Records:
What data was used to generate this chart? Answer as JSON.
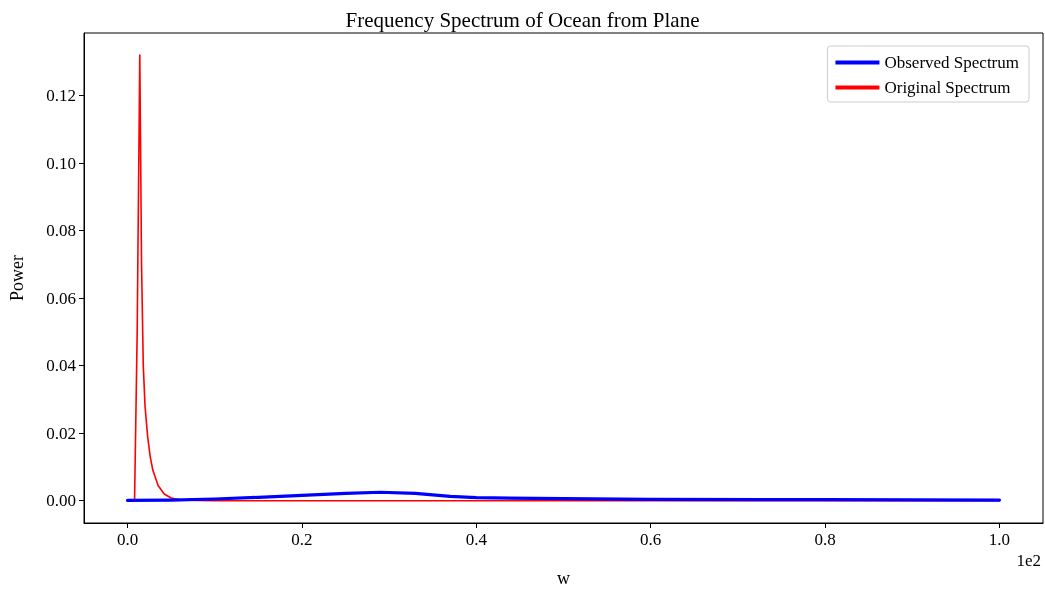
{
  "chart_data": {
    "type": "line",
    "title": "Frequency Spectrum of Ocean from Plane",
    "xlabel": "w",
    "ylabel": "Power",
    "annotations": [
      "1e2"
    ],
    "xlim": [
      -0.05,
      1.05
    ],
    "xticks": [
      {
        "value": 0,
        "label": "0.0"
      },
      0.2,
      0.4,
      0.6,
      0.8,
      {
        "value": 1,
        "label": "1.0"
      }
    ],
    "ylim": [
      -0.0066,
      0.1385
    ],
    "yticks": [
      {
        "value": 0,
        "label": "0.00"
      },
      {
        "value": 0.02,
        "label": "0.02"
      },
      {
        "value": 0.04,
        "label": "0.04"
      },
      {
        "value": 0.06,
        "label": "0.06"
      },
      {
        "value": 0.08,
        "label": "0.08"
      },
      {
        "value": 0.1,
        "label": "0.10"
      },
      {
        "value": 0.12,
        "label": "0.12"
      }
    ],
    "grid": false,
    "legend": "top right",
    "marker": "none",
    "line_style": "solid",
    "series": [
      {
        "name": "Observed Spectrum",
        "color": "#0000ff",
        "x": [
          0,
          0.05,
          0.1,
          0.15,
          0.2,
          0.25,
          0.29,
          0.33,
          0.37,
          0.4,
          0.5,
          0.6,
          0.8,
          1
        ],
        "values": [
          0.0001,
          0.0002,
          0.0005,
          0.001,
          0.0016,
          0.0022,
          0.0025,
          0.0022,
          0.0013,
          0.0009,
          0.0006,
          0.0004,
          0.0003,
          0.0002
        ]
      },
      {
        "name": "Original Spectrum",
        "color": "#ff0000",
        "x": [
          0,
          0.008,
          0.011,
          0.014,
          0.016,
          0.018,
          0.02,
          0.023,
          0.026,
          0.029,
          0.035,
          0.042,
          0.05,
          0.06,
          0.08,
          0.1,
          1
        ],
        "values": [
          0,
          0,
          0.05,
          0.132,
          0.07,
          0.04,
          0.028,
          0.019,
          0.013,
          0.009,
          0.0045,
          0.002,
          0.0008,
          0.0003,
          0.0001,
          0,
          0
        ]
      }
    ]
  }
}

**Aim of the exercise**
Scan the records above for the string "Spectrum", then report every line that contains it.

**The response**
    "title": "Frequency Spectrum of Ocean from Plane",
        "name": "Observed Spectrum",
        "name": "Original Spectrum",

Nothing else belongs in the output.